Print the listing below line for line without any changes, but leave the pictures out.

-- start of EXTRACTED INFORMATION --

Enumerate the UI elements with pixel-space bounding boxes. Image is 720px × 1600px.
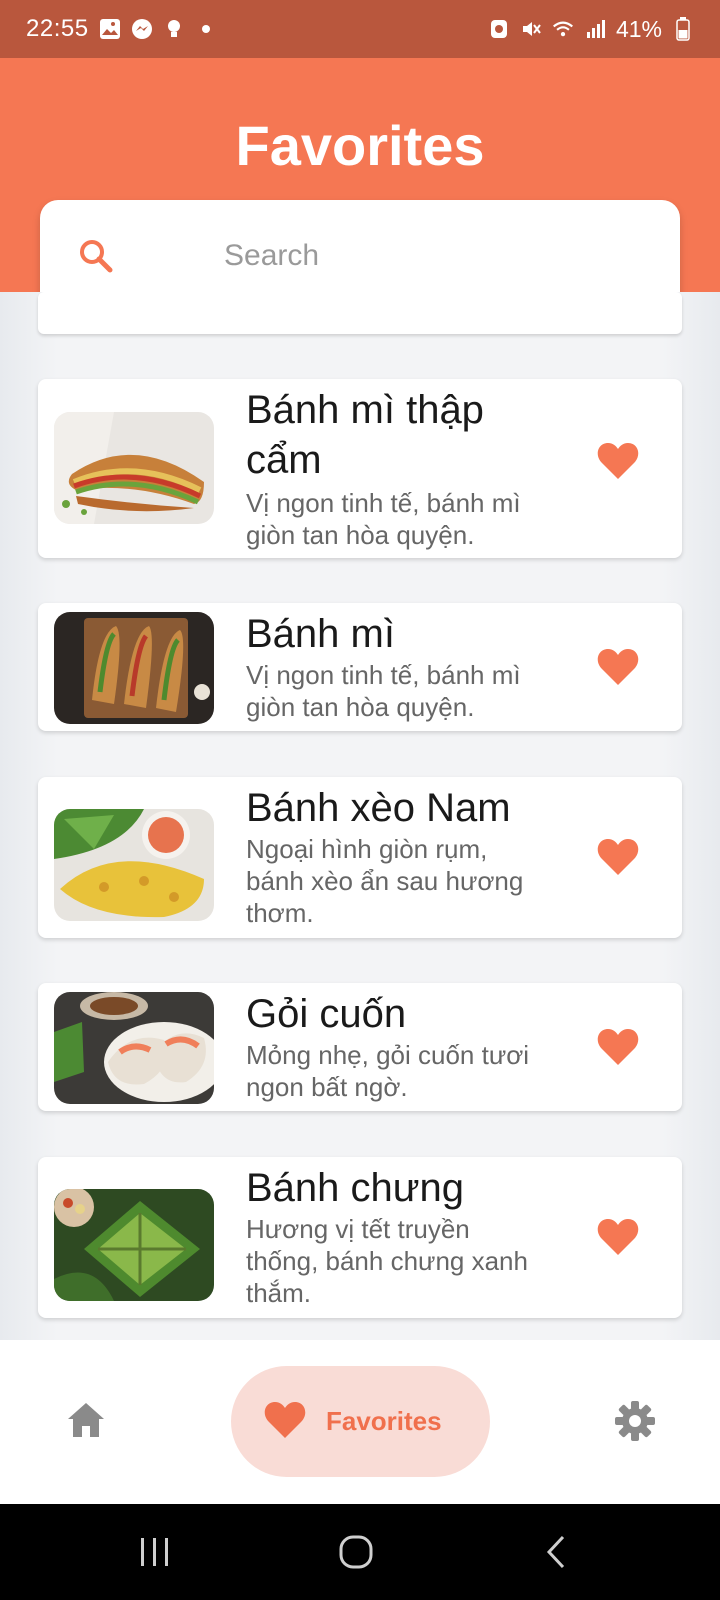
home-circle-icon[interactable] (338, 1534, 374, 1570)
gallery-icon (99, 18, 121, 40)
favorites-list[interactable]: Bánh mì thập cẩm Vị ngon tinh tế, bánh m… (0, 292, 720, 1340)
signal-icon (584, 18, 606, 40)
status-right: 41% (488, 16, 694, 43)
status-bar: 22:55 41% (0, 0, 720, 58)
wifi-icon (552, 18, 574, 40)
bulb-icon (163, 18, 185, 40)
heart-icon[interactable] (596, 837, 640, 877)
recent-apps-icon[interactable] (138, 1534, 172, 1570)
heart-icon (263, 1400, 307, 1440)
mute-icon (520, 18, 542, 40)
item-description: Hương vị tết truyền thống, bánh chưng xa… (246, 1214, 528, 1308)
bottom-nav: Favorites (0, 1340, 720, 1504)
item-title: Bánh xèo Nam (246, 786, 511, 830)
dot-icon (195, 18, 217, 40)
item-title: Gỏi cuốn (246, 992, 407, 1036)
messenger-icon (131, 18, 153, 40)
heart-icon[interactable] (596, 647, 640, 687)
heart-icon[interactable] (596, 1027, 640, 1067)
list-item[interactable]: Bánh chưng Hương vị tết truyền thống, bá… (38, 1157, 682, 1318)
banh-mi-thap-cam-photo (54, 412, 214, 524)
battery-percent: 41% (615, 15, 662, 42)
search-icon (76, 236, 116, 276)
banh-xeo-photo (54, 809, 214, 921)
list-item[interactable]: Bánh mì Vị ngon tinh tế, bánh mì giòn ta… (38, 603, 682, 731)
status-time: 22:55 (26, 15, 89, 42)
status-left: 22:55 (26, 15, 217, 43)
item-description: Mỏng nhẹ, gỏi cuốn tươi ngon bất ngờ. (246, 1040, 530, 1102)
item-description: Vị ngon tinh tế, bánh mì giòn tan hòa qu… (246, 660, 521, 722)
system-nav (0, 1504, 720, 1600)
nav-favorites-button[interactable]: Favorites (231, 1366, 490, 1477)
list-item[interactable]: Bánh xèo Nam Ngoại hình giòn rụm, bánh x… (38, 777, 682, 938)
list-item-partial[interactable] (38, 292, 682, 334)
list-item[interactable]: Bánh mì thập cẩm Vị ngon tinh tế, bánh m… (38, 379, 682, 558)
banh-chung-photo (54, 1189, 214, 1301)
gear-icon[interactable] (614, 1400, 656, 1442)
banh-mi-photo (54, 612, 214, 724)
battery-icon (672, 17, 694, 41)
item-description: Ngoại hình giòn rụm, bánh xèo ẩn sau hươ… (246, 834, 524, 928)
home-icon[interactable] (64, 1400, 108, 1440)
item-title: Bánh mì thập cẩm (246, 388, 484, 482)
item-description: Vị ngon tinh tế, bánh mì giòn tan hòa qu… (246, 488, 521, 550)
heart-icon[interactable] (596, 441, 640, 481)
item-title: Bánh chưng (246, 1166, 465, 1210)
back-icon[interactable] (544, 1534, 568, 1570)
goi-cuon-photo (54, 992, 214, 1104)
item-title: Bánh mì (246, 612, 395, 656)
nav-favorites-label: Favorites (326, 1406, 442, 1436)
list-item[interactable]: Gỏi cuốn Mỏng nhẹ, gỏi cuốn tươi ngon bấ… (38, 983, 682, 1111)
heart-icon[interactable] (596, 1217, 640, 1257)
battery-saver-icon (488, 18, 510, 40)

-- end of EXTRACTED INFORMATION --

REPLY
Enumerate the UI elements with pixel-space bounding boxes. Image is 720px × 1600px.
home-circle-icon[interactable] (338, 1534, 374, 1570)
gallery-icon (99, 18, 121, 40)
favorites-list[interactable]: Bánh mì thập cẩm Vị ngon tinh tế, bánh m… (0, 292, 720, 1340)
signal-icon (584, 18, 606, 40)
status-right: 41% (488, 16, 694, 43)
status-bar: 22:55 41% (0, 0, 720, 58)
wifi-icon (552, 18, 574, 40)
bulb-icon (163, 18, 185, 40)
heart-icon[interactable] (596, 837, 640, 877)
recent-apps-icon[interactable] (138, 1534, 172, 1570)
heart-icon (263, 1400, 307, 1440)
mute-icon (520, 18, 542, 40)
item-description: Hương vị tết truyền thống, bánh chưng xa… (246, 1214, 528, 1308)
bottom-nav: Favorites (0, 1340, 720, 1504)
item-title: Bánh xèo Nam (246, 786, 511, 830)
dot-icon (195, 18, 217, 40)
item-title: Gỏi cuốn (246, 992, 407, 1036)
messenger-icon (131, 18, 153, 40)
heart-icon[interactable] (596, 647, 640, 687)
heart-icon[interactable] (596, 1027, 640, 1067)
list-item[interactable]: Bánh chưng Hương vị tết truyền thống, bá… (38, 1157, 682, 1318)
banh-mi-thap-cam-photo (54, 412, 214, 524)
battery-percent: 41% (615, 15, 662, 42)
search-icon (76, 236, 116, 276)
banh-xeo-photo (54, 809, 214, 921)
list-item[interactable]: Bánh mì Vị ngon tinh tế, bánh mì giòn ta… (38, 603, 682, 731)
status-time: 22:55 (26, 15, 89, 42)
status-left: 22:55 (26, 15, 217, 43)
item-description: Mỏng nhẹ, gỏi cuốn tươi ngon bất ngờ. (246, 1040, 530, 1102)
item-description: Vị ngon tinh tế, bánh mì giòn tan hòa qu… (246, 660, 521, 722)
system-nav (0, 1504, 720, 1600)
nav-favorites-button[interactable]: Favorites (231, 1366, 490, 1477)
list-item[interactable]: Bánh xèo Nam Ngoại hình giòn rụm, bánh x… (38, 777, 682, 938)
list-item-partial[interactable] (38, 292, 682, 334)
list-item[interactable]: Bánh mì thập cẩm Vị ngon tinh tế, bánh m… (38, 379, 682, 558)
banh-chung-photo (54, 1189, 214, 1301)
gear-icon[interactable] (614, 1400, 656, 1442)
banh-mi-photo (54, 612, 214, 724)
battery-icon (672, 17, 694, 41)
item-description: Ngoại hình giòn rụm, bánh xèo ẩn sau hươ… (246, 834, 524, 928)
home-icon[interactable] (64, 1400, 108, 1440)
item-title: Bánh mì thập cẩm (246, 388, 484, 482)
item-description: Vị ngon tinh tế, bánh mì giòn tan hòa qu… (246, 488, 521, 550)
heart-icon[interactable] (596, 441, 640, 481)
item-title: Bánh chưng (246, 1166, 465, 1210)
back-icon[interactable] (544, 1534, 568, 1570)
goi-cuon-photo (54, 992, 214, 1104)
item-title: Bánh mì (246, 612, 395, 656)
nav-favorites-label: Favorites (326, 1406, 442, 1436)
list-item[interactable]: Gỏi cuốn Mỏng nhẹ, gỏi cuốn tươi ngon bấ… (38, 983, 682, 1111)
heart-icon[interactable] (596, 1217, 640, 1257)
battery-saver-icon (488, 18, 510, 40)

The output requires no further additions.